*TO BE DONE:* Your task is to gather the lines below that hold the string "operation".

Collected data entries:
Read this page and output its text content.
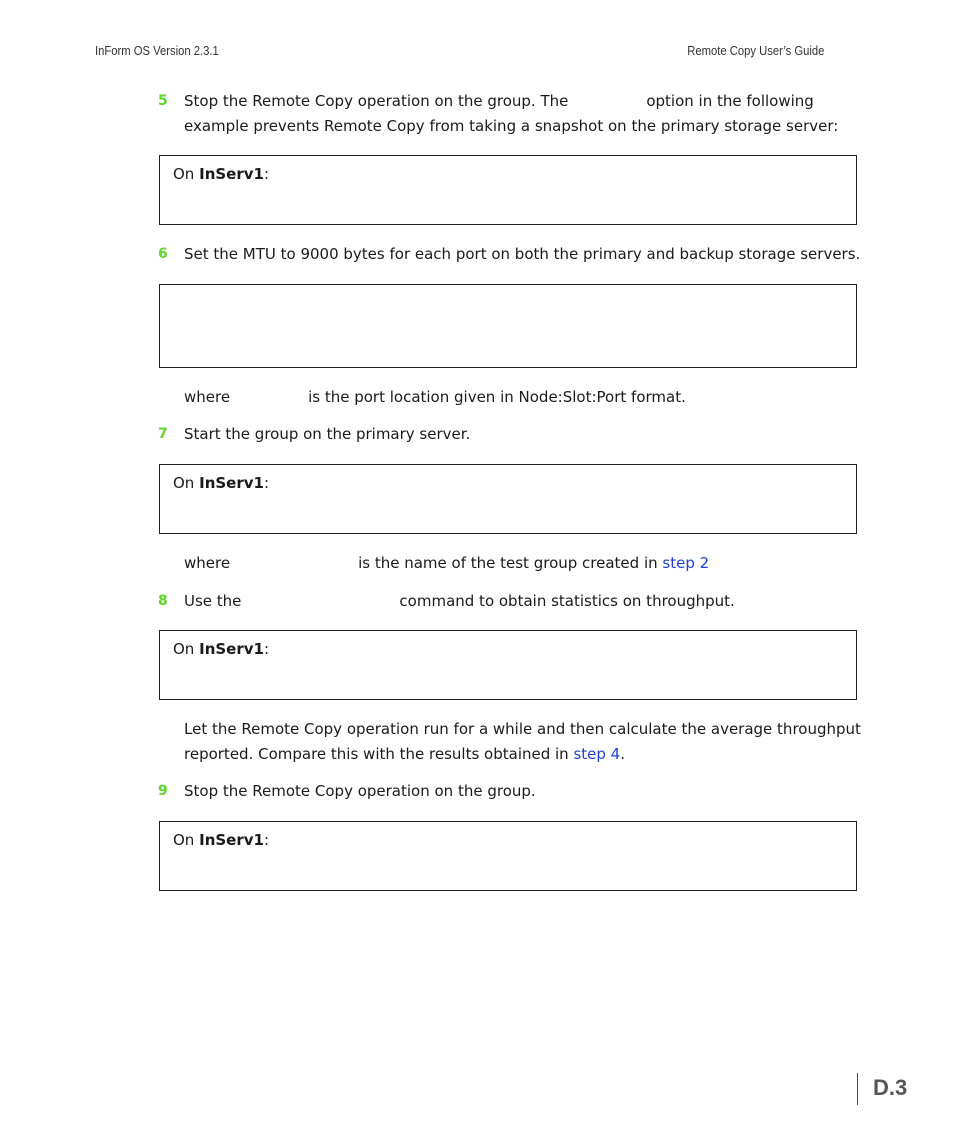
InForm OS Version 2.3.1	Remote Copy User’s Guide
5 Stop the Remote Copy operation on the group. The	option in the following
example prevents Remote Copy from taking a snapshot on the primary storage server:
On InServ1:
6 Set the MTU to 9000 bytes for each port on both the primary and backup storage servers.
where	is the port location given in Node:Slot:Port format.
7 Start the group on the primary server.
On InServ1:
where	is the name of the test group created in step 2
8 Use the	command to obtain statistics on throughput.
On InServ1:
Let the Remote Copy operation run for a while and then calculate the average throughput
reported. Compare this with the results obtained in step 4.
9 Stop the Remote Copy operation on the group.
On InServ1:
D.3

*WORKED SOLUTION:*
5 Stop the Remote Copy operation on the group. The	option in the following
Let the Remote Copy operation run for a while and then calculate the average throughput
9 Stop the Remote Copy operation on the group.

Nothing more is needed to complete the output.